Dataset listings of figures:
--------------------------------

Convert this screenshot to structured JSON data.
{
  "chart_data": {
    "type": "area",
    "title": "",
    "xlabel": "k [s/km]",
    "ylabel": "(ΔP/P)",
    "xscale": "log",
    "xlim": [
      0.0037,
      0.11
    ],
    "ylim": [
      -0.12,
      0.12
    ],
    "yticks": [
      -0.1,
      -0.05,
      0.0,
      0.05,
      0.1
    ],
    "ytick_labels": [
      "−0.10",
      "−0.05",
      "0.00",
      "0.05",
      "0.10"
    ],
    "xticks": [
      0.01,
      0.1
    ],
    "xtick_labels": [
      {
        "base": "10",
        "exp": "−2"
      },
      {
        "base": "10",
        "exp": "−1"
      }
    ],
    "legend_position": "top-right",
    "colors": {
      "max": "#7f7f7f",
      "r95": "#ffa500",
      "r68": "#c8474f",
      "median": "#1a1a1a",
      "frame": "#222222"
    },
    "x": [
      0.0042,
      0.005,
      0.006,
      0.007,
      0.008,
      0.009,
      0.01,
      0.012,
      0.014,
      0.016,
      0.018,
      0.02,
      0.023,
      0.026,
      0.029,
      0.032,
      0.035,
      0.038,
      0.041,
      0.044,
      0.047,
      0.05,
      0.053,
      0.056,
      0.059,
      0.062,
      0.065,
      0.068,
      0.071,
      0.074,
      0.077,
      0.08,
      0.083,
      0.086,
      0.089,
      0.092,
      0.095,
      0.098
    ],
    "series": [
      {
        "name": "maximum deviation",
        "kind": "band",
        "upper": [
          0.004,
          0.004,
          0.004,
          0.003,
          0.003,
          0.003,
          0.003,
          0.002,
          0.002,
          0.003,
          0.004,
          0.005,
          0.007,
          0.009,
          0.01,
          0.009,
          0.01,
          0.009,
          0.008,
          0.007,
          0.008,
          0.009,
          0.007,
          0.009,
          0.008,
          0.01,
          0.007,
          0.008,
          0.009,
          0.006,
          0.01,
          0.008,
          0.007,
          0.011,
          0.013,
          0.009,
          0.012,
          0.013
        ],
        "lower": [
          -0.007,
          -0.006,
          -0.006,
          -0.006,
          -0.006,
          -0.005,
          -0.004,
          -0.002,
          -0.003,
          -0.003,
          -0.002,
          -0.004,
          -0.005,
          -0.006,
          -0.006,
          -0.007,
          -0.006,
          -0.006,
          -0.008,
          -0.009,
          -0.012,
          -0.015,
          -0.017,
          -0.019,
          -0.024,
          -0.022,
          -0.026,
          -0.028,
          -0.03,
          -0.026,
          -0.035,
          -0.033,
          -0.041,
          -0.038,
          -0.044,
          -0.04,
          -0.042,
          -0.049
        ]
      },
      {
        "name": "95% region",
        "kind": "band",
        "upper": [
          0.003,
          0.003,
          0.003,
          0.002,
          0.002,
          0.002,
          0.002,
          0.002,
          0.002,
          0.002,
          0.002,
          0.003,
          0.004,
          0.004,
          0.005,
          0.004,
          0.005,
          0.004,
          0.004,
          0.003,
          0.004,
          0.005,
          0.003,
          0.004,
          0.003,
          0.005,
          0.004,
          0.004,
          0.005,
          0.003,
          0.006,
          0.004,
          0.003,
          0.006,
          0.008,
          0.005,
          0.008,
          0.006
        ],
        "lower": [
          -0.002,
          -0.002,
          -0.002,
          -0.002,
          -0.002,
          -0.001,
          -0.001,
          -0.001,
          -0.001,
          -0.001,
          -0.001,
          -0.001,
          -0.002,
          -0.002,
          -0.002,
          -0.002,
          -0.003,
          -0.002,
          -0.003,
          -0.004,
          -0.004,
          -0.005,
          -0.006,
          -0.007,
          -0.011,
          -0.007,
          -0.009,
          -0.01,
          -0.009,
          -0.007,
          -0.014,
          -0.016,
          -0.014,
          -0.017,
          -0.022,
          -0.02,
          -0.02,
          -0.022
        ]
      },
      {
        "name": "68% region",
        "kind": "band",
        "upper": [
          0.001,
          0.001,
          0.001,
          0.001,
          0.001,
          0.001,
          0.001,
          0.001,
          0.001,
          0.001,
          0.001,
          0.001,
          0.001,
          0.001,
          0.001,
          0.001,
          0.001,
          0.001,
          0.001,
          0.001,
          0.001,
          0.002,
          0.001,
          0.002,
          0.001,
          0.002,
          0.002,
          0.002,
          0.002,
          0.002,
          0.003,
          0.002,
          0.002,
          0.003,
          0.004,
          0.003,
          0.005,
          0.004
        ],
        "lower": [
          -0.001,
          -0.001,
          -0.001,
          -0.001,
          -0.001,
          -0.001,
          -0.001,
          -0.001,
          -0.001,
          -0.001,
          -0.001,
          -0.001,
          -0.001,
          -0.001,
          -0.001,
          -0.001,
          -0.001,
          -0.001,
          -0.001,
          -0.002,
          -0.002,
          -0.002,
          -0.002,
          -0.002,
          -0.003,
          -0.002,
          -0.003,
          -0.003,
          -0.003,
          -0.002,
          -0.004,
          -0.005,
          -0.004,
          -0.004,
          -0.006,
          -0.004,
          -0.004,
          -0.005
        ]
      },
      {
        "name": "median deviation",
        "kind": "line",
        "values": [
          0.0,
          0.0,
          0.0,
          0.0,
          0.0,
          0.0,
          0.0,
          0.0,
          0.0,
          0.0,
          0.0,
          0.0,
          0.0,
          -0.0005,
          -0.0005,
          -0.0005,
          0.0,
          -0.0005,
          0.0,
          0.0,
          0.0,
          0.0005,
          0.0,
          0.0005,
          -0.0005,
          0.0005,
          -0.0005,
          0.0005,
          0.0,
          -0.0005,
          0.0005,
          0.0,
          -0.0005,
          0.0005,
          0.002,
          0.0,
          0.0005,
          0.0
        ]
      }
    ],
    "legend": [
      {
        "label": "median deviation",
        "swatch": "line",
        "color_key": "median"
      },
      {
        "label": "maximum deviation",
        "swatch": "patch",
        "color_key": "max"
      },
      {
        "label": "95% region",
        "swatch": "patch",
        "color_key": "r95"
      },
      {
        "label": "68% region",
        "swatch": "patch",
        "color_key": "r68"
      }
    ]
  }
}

--------------------------------

--- Requirements ---
Return the entries in full, keeping every line exactly as it is.

--- Exercise response ---
Convert this screenshot to structured JSON data.
{
  "chart_data": {
    "type": "area",
    "title": "",
    "xlabel": "k [s/km]",
    "ylabel": "(ΔP/P)",
    "xscale": "log",
    "xlim": [
      0.0037,
      0.11
    ],
    "ylim": [
      -0.12,
      0.12
    ],
    "yticks": [
      -0.1,
      -0.05,
      0.0,
      0.05,
      0.1
    ],
    "ytick_labels": [
      "−0.10",
      "−0.05",
      "0.00",
      "0.05",
      "0.10"
    ],
    "xticks": [
      0.01,
      0.1
    ],
    "xtick_labels": [
      {
        "base": "10",
        "exp": "−2"
      },
      {
        "base": "10",
        "exp": "−1"
      }
    ],
    "legend_position": "top-right",
    "colors": {
      "max": "#7f7f7f",
      "r95": "#ffa500",
      "r68": "#c8474f",
      "median": "#1a1a1a",
      "frame": "#222222"
    },
    "x": [
      0.0042,
      0.005,
      0.006,
      0.007,
      0.008,
      0.009,
      0.01,
      0.012,
      0.014,
      0.016,
      0.018,
      0.02,
      0.023,
      0.026,
      0.029,
      0.032,
      0.035,
      0.038,
      0.041,
      0.044,
      0.047,
      0.05,
      0.053,
      0.056,
      0.059,
      0.062,
      0.065,
      0.068,
      0.071,
      0.074,
      0.077,
      0.08,
      0.083,
      0.086,
      0.089,
      0.092,
      0.095,
      0.098
    ],
    "series": [
      {
        "name": "maximum deviation",
        "kind": "band",
        "upper": [
          0.004,
          0.004,
          0.004,
          0.003,
          0.003,
          0.003,
          0.003,
          0.002,
          0.002,
          0.003,
          0.004,
          0.005,
          0.007,
          0.009,
          0.01,
          0.009,
          0.01,
          0.009,
          0.008,
          0.007,
          0.008,
          0.009,
          0.007,
          0.009,
          0.008,
          0.01,
          0.007,
          0.008,
          0.009,
          0.006,
          0.01,
          0.008,
          0.007,
          0.011,
          0.013,
          0.009,
          0.012,
          0.013
        ],
        "lower": [
          -0.007,
          -0.006,
          -0.006,
          -0.006,
          -0.006,
          -0.005,
          -0.004,
          -0.002,
          -0.003,
          -0.003,
          -0.002,
          -0.004,
          -0.005,
          -0.006,
          -0.006,
          -0.007,
          -0.006,
          -0.006,
          -0.008,
          -0.009,
          -0.012,
          -0.015,
          -0.017,
          -0.019,
          -0.024,
          -0.022,
          -0.026,
          -0.028,
          -0.03,
          -0.026,
          -0.035,
          -0.033,
          -0.041,
          -0.038,
          -0.044,
          -0.04,
          -0.042,
          -0.049
        ]
      },
      {
        "name": "95% region",
        "kind": "band",
        "upper": [
          0.003,
          0.003,
          0.003,
          0.002,
          0.002,
          0.002,
          0.002,
          0.002,
          0.002,
          0.002,
          0.002,
          0.003,
          0.004,
          0.004,
          0.005,
          0.004,
          0.005,
          0.004,
          0.004,
          0.003,
          0.004,
          0.005,
          0.003,
          0.004,
          0.003,
          0.005,
          0.004,
          0.004,
          0.005,
          0.003,
          0.006,
          0.004,
          0.003,
          0.006,
          0.008,
          0.005,
          0.008,
          0.006
        ],
        "lower": [
          -0.002,
          -0.002,
          -0.002,
          -0.002,
          -0.002,
          -0.001,
          -0.001,
          -0.001,
          -0.001,
          -0.001,
          -0.001,
          -0.001,
          -0.002,
          -0.002,
          -0.002,
          -0.002,
          -0.003,
          -0.002,
          -0.003,
          -0.004,
          -0.004,
          -0.005,
          -0.006,
          -0.007,
          -0.011,
          -0.007,
          -0.009,
          -0.01,
          -0.009,
          -0.007,
          -0.014,
          -0.016,
          -0.014,
          -0.017,
          -0.022,
          -0.02,
          -0.02,
          -0.022
        ]
      },
      {
        "name": "68% region",
        "kind": "band",
        "upper": [
          0.001,
          0.001,
          0.001,
          0.001,
          0.001,
          0.001,
          0.001,
          0.001,
          0.001,
          0.001,
          0.001,
          0.001,
          0.001,
          0.001,
          0.001,
          0.001,
          0.001,
          0.001,
          0.001,
          0.001,
          0.001,
          0.002,
          0.001,
          0.002,
          0.001,
          0.002,
          0.002,
          0.002,
          0.002,
          0.002,
          0.003,
          0.002,
          0.002,
          0.003,
          0.004,
          0.003,
          0.005,
          0.004
        ],
        "lower": [
          -0.001,
          -0.001,
          -0.001,
          -0.001,
          -0.001,
          -0.001,
          -0.001,
          -0.001,
          -0.001,
          -0.001,
          -0.001,
          -0.001,
          -0.001,
          -0.001,
          -0.001,
          -0.001,
          -0.001,
          -0.001,
          -0.001,
          -0.002,
          -0.002,
          -0.002,
          -0.002,
          -0.002,
          -0.003,
          -0.002,
          -0.003,
          -0.003,
          -0.003,
          -0.002,
          -0.004,
          -0.005,
          -0.004,
          -0.004,
          -0.006,
          -0.004,
          -0.004,
          -0.005
        ]
      },
      {
        "name": "median deviation",
        "kind": "line",
        "values": [
          0.0,
          0.0,
          0.0,
          0.0,
          0.0,
          0.0,
          0.0,
          0.0,
          0.0,
          0.0,
          0.0,
          0.0,
          0.0,
          -0.0005,
          -0.0005,
          -0.0005,
          0.0,
          -0.0005,
          0.0,
          0.0,
          0.0,
          0.0005,
          0.0,
          0.0005,
          -0.0005,
          0.0005,
          -0.0005,
          0.0005,
          0.0,
          -0.0005,
          0.0005,
          0.0,
          -0.0005,
          0.0005,
          0.002,
          0.0,
          0.0005,
          0.0
        ]
      }
    ],
    "legend": [
      {
        "label": "median deviation",
        "swatch": "line",
        "color_key": "median"
      },
      {
        "label": "maximum deviation",
        "swatch": "patch",
        "color_key": "max"
      },
      {
        "label": "95% region",
        "swatch": "patch",
        "color_key": "r95"
      },
      {
        "label": "68% region",
        "swatch": "patch",
        "color_key": "r68"
      }
    ]
  }
}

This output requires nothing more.